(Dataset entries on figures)
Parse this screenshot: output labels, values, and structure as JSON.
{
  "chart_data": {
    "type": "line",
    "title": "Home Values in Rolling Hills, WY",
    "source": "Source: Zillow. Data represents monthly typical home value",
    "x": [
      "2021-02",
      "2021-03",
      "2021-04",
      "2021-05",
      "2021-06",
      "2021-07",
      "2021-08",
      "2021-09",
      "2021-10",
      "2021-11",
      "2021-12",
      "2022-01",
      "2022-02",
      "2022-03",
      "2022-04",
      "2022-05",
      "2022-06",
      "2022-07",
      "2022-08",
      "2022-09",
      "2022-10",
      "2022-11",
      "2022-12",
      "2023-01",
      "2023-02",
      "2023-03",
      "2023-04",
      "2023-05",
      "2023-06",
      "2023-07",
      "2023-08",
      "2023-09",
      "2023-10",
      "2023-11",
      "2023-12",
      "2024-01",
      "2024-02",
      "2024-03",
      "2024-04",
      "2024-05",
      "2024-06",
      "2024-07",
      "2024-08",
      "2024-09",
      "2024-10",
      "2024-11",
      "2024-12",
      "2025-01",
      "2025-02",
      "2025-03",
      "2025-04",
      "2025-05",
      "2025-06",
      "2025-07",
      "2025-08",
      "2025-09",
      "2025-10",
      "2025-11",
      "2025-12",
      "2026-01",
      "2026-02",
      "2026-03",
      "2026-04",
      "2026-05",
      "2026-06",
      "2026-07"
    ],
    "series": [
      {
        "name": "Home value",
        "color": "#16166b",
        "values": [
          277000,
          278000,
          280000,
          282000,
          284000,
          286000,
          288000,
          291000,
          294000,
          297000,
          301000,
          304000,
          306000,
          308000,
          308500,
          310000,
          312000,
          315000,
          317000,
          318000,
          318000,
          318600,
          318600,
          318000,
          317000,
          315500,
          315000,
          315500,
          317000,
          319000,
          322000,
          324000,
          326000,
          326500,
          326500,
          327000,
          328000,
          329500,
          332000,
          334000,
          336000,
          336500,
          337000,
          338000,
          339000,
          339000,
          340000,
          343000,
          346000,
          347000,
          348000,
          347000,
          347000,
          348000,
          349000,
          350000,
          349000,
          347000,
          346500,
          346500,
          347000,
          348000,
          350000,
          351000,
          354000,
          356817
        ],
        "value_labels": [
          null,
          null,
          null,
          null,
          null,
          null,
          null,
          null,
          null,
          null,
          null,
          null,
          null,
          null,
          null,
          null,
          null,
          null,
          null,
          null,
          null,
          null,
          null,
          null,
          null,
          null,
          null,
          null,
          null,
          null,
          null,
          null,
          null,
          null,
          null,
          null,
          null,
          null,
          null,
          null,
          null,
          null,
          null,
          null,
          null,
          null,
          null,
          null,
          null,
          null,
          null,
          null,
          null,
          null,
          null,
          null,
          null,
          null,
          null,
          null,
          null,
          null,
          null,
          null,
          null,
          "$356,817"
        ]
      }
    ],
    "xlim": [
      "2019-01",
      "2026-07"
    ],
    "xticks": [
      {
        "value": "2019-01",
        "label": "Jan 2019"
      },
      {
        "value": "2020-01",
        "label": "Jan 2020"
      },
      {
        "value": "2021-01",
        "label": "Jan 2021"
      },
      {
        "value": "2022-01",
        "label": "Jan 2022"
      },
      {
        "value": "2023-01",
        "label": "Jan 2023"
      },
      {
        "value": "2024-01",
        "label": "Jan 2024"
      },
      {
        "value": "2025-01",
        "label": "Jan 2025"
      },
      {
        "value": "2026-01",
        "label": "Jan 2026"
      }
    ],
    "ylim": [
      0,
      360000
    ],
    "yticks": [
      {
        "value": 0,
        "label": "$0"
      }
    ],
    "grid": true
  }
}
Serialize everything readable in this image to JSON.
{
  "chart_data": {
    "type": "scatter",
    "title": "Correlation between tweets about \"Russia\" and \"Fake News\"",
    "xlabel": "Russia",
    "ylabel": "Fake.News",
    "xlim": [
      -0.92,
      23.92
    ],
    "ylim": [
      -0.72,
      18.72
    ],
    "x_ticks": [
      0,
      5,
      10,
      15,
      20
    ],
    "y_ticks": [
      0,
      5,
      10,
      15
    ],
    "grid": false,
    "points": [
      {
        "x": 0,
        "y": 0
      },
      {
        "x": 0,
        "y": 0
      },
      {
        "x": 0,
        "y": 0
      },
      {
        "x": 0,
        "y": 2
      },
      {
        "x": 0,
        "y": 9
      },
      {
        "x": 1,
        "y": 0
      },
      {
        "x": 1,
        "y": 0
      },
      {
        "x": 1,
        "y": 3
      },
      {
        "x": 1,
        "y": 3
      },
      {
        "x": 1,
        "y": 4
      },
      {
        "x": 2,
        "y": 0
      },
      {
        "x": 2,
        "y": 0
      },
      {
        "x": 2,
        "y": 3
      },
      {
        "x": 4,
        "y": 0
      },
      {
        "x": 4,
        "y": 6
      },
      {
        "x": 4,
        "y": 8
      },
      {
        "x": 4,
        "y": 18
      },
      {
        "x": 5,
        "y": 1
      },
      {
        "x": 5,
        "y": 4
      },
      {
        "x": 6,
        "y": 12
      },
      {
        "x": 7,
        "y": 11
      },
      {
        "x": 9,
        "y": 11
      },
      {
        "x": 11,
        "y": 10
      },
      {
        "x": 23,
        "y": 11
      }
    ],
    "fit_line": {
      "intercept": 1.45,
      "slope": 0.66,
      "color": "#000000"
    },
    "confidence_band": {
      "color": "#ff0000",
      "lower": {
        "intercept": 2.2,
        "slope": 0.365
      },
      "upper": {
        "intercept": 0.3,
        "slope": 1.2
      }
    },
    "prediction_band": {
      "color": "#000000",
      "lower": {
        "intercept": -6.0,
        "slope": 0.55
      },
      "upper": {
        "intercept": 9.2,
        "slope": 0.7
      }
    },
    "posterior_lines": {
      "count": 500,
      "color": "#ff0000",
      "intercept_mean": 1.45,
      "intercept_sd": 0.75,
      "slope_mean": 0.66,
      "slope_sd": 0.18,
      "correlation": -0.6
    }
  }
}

--

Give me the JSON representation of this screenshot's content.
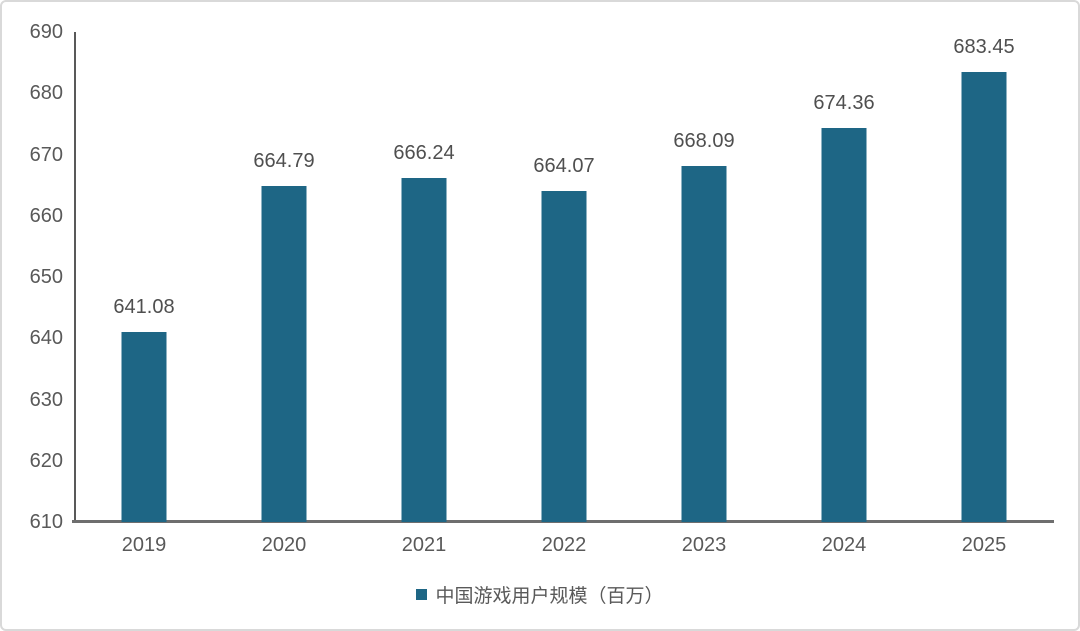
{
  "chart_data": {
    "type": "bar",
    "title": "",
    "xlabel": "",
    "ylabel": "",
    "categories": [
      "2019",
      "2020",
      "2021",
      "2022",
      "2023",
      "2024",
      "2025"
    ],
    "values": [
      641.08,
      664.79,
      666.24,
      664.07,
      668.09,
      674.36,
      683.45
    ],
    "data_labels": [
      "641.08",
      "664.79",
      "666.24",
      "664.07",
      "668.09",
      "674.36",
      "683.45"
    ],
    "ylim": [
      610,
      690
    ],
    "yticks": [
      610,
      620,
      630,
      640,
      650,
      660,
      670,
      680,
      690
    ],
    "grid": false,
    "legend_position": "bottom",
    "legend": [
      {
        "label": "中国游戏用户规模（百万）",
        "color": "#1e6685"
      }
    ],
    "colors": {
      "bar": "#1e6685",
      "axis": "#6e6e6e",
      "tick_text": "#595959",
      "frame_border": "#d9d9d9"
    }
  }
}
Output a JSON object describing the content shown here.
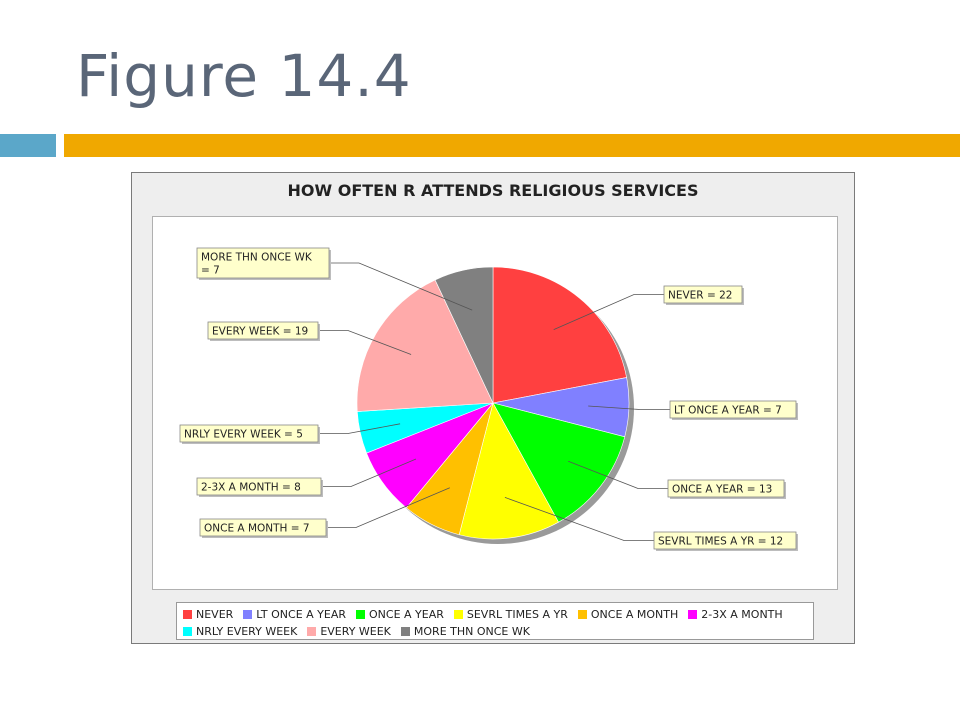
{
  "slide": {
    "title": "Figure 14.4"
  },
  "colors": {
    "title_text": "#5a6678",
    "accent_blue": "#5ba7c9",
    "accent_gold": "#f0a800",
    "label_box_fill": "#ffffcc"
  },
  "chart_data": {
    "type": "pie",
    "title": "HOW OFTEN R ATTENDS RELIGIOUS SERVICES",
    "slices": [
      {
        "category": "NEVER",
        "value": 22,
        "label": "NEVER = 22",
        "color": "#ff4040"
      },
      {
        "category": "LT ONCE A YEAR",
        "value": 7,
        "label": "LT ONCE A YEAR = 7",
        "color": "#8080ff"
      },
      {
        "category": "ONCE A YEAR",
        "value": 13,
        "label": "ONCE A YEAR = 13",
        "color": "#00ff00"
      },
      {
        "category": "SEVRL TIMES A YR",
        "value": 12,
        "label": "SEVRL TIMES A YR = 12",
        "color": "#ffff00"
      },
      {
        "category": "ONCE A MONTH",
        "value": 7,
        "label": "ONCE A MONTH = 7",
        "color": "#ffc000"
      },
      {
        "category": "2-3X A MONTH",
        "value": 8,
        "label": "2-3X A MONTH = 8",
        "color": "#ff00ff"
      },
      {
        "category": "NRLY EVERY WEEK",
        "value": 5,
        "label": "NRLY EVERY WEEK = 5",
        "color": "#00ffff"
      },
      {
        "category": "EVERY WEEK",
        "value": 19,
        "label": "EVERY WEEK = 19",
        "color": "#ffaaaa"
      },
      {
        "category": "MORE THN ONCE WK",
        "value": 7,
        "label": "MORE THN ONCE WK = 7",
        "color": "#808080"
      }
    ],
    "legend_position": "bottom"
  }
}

--

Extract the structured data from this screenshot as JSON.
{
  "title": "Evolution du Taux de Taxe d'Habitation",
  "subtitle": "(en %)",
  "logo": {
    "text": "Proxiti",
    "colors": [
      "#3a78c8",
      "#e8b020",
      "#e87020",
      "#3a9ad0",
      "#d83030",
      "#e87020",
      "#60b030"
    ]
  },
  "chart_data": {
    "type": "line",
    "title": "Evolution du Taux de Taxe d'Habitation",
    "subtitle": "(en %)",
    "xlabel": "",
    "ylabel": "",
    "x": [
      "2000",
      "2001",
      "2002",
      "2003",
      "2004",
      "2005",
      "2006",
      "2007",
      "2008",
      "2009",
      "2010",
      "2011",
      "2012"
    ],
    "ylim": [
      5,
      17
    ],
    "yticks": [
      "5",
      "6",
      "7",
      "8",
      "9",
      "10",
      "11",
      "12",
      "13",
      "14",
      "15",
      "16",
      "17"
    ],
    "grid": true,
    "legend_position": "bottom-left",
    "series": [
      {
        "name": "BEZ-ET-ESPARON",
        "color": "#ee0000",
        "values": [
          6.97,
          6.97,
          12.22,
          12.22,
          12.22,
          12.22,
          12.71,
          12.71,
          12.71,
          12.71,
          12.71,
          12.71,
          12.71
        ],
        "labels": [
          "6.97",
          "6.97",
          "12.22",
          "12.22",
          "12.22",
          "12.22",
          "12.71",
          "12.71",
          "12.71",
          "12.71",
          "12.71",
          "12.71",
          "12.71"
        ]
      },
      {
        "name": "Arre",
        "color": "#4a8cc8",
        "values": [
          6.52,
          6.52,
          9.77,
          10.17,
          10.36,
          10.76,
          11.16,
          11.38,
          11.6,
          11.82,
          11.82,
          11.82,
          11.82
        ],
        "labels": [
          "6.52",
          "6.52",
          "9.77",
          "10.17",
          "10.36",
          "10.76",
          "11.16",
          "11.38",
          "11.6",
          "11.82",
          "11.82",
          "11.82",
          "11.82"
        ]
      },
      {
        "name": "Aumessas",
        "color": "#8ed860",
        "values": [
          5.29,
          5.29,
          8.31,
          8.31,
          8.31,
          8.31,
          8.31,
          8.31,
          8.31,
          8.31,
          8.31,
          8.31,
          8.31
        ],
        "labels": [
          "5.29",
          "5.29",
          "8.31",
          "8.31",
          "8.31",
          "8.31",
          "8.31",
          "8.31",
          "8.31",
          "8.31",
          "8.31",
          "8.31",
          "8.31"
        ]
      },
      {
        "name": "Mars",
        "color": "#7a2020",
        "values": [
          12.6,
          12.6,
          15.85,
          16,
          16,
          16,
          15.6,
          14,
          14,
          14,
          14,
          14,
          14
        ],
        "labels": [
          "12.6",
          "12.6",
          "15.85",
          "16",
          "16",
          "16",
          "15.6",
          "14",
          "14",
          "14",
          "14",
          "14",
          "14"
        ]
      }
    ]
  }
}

§ Work to be completed:
Copy out each line of the entries that holds "MORE".

§ Written answer:
        "category": "MORE THN ONCE WK",
        "label": "MORE THN ONCE WK = 7",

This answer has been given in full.